Stored records
• • •

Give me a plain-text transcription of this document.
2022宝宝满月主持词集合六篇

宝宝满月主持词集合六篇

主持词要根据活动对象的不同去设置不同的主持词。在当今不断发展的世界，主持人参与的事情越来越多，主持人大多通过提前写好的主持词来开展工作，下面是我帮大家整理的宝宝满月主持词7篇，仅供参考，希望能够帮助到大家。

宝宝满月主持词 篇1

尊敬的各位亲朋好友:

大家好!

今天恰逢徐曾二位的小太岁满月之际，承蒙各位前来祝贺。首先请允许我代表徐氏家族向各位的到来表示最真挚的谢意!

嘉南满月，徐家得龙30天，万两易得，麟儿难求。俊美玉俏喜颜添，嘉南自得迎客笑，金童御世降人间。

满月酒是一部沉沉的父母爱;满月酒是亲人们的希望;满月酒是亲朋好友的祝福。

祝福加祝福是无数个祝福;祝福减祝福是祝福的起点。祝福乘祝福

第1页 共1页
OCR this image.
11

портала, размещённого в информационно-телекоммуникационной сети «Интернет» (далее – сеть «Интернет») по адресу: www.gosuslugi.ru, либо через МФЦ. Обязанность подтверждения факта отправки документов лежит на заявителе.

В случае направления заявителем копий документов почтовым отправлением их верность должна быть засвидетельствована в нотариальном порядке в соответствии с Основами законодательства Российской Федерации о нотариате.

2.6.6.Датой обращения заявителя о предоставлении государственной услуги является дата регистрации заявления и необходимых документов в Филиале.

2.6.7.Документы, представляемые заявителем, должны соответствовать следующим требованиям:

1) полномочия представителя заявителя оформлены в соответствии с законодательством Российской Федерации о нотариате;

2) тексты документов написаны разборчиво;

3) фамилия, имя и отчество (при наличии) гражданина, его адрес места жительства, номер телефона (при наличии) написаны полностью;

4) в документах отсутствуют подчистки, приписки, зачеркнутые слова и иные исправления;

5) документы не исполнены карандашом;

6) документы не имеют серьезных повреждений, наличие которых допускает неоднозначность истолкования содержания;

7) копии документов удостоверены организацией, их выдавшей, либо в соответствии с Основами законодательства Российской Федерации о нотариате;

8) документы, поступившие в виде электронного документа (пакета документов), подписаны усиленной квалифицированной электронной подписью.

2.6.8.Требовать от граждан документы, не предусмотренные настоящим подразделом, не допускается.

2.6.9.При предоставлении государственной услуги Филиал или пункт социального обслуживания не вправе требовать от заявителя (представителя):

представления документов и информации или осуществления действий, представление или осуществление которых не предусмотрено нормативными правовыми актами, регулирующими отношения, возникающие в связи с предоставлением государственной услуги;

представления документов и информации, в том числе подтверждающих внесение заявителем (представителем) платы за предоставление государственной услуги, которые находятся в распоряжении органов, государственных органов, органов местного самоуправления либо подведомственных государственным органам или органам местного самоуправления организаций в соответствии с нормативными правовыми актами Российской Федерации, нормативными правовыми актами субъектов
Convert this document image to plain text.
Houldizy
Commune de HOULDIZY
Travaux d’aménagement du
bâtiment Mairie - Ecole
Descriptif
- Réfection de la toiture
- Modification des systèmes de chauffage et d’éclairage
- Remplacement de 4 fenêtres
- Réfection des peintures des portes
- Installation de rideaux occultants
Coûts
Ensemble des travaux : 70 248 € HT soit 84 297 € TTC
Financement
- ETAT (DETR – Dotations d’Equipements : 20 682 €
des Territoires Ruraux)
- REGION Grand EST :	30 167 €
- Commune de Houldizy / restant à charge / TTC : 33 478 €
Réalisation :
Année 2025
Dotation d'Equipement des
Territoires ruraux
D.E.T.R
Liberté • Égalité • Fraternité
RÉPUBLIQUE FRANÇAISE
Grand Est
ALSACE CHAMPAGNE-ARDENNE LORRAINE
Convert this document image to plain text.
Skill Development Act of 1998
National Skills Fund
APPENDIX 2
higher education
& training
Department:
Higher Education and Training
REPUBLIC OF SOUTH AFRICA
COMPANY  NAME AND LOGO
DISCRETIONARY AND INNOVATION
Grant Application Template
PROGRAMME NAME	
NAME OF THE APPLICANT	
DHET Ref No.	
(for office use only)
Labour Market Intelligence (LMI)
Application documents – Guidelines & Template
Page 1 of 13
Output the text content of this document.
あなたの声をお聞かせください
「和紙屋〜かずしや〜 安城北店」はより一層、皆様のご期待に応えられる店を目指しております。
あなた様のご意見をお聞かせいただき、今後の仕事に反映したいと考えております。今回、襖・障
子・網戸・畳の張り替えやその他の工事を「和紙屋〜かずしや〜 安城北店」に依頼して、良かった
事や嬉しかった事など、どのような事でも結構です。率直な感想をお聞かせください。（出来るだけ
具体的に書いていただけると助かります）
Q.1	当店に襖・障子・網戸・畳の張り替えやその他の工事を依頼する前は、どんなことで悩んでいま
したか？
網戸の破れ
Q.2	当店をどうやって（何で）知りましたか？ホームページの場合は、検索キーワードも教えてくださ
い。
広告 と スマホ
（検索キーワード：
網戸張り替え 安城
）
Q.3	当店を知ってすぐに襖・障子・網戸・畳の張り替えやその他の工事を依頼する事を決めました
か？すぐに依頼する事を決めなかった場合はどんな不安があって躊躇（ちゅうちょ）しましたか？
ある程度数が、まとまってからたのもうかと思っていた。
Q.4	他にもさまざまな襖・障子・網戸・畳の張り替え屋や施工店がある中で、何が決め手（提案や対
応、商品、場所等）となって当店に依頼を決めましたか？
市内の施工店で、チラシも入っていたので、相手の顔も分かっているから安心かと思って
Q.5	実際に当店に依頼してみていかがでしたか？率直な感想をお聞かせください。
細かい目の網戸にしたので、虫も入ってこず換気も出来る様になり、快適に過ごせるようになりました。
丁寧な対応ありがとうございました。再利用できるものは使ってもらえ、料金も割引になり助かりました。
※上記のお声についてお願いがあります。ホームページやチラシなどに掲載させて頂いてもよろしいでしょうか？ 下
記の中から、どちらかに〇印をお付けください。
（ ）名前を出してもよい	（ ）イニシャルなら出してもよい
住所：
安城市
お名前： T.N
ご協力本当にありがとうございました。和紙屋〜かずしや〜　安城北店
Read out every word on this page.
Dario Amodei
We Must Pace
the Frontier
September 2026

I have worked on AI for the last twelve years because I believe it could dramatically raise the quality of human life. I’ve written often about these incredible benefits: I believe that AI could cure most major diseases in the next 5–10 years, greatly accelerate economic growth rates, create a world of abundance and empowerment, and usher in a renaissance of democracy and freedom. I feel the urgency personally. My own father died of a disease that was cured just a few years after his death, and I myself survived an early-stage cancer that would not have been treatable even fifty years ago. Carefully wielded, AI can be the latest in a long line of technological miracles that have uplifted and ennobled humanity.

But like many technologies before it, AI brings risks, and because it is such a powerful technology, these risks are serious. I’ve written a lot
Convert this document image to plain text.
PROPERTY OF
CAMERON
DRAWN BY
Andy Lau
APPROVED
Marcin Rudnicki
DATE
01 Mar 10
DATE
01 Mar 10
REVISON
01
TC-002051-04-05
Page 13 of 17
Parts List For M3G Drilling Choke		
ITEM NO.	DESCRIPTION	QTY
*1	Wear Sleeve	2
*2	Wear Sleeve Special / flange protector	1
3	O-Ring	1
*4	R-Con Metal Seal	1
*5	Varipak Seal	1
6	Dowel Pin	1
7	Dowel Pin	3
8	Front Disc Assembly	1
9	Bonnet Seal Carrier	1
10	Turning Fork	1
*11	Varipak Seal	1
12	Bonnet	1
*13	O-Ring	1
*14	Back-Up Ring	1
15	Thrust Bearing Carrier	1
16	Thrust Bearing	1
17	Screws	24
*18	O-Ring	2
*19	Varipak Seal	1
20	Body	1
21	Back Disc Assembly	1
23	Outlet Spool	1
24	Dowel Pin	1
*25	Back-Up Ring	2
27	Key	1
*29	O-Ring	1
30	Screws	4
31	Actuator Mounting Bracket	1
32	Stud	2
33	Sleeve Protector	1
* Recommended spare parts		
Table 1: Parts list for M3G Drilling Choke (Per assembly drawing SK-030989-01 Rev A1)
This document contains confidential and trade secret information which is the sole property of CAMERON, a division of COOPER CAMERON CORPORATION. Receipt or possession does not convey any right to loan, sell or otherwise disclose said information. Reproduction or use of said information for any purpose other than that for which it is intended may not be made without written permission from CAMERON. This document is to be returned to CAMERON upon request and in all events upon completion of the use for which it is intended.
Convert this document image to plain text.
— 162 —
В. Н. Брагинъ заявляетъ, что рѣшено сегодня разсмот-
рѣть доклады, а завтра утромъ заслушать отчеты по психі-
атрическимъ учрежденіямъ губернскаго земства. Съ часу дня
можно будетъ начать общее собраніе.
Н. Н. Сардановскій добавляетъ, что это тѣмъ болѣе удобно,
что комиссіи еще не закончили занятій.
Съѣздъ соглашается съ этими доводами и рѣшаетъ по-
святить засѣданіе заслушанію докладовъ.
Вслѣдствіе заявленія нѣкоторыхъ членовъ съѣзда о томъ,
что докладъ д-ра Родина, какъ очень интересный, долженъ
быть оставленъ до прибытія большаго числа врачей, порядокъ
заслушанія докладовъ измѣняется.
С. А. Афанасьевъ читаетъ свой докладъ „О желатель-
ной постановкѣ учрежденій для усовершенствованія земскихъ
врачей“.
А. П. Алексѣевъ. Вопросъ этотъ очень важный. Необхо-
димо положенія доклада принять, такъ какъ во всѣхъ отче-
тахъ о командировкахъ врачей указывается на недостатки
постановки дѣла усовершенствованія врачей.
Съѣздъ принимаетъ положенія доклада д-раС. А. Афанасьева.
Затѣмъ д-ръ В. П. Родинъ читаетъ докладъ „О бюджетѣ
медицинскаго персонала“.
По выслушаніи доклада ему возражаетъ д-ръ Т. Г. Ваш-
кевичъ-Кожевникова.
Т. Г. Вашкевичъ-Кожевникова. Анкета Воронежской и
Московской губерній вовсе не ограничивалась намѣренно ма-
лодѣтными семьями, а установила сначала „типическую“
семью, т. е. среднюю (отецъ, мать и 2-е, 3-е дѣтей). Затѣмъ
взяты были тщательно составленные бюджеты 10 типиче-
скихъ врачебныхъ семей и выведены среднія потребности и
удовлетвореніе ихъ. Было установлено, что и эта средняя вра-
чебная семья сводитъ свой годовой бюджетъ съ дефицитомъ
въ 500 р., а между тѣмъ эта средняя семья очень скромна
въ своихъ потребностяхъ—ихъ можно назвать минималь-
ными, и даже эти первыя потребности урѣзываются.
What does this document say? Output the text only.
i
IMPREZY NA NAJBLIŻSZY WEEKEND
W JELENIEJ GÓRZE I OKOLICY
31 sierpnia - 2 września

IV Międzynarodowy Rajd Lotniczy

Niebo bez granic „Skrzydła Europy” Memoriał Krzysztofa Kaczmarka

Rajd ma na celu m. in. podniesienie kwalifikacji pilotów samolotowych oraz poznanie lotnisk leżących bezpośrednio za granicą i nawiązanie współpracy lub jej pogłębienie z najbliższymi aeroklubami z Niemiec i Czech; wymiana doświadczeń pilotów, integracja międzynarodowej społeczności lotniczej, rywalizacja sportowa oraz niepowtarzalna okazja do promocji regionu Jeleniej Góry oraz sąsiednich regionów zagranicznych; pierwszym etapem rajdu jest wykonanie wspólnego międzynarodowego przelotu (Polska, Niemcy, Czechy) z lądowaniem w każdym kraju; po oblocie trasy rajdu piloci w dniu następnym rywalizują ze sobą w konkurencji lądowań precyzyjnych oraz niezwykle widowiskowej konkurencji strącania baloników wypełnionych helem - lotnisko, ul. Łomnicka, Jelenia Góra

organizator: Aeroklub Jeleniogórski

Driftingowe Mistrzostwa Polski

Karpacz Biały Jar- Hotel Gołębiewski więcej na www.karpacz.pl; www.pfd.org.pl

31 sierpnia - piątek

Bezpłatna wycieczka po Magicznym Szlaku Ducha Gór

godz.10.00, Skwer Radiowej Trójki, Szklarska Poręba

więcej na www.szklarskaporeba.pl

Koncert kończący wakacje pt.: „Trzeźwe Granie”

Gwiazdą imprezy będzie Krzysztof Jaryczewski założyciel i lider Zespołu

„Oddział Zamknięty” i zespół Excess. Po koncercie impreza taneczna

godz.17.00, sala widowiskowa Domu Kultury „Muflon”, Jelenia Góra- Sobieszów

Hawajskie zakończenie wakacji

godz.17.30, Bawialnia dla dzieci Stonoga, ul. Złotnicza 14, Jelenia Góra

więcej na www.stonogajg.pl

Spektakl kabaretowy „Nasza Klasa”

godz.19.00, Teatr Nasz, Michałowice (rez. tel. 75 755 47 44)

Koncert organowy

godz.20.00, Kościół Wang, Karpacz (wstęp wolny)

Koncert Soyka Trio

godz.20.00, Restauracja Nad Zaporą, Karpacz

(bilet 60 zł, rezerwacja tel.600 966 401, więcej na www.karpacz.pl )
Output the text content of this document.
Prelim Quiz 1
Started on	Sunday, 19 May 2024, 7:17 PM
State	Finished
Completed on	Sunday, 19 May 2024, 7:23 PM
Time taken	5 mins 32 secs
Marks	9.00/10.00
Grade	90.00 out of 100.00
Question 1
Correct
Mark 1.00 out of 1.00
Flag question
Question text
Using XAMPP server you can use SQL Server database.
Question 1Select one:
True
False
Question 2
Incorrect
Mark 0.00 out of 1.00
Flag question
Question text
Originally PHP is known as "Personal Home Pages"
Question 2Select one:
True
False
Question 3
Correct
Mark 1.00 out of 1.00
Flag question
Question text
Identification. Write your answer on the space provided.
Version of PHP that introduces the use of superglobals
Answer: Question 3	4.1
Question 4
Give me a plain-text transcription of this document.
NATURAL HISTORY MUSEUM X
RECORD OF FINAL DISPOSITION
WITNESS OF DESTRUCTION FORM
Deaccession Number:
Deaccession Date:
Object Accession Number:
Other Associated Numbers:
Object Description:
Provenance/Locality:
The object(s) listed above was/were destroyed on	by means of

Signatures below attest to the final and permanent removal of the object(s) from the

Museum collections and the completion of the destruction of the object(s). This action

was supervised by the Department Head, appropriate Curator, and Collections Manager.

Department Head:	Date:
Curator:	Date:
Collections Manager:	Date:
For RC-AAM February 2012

• • •

_Task objective_. Go through the listing above and list every line that has the word "Затѣмъ".

_Reply_.
Затѣмъ д-ръ В. П. Родинъ читаетъ докладъ „О бюджетѣ
семью, т. е. среднюю (отецъ, мать и 2-е, 3-е дѣтей). Затѣмъ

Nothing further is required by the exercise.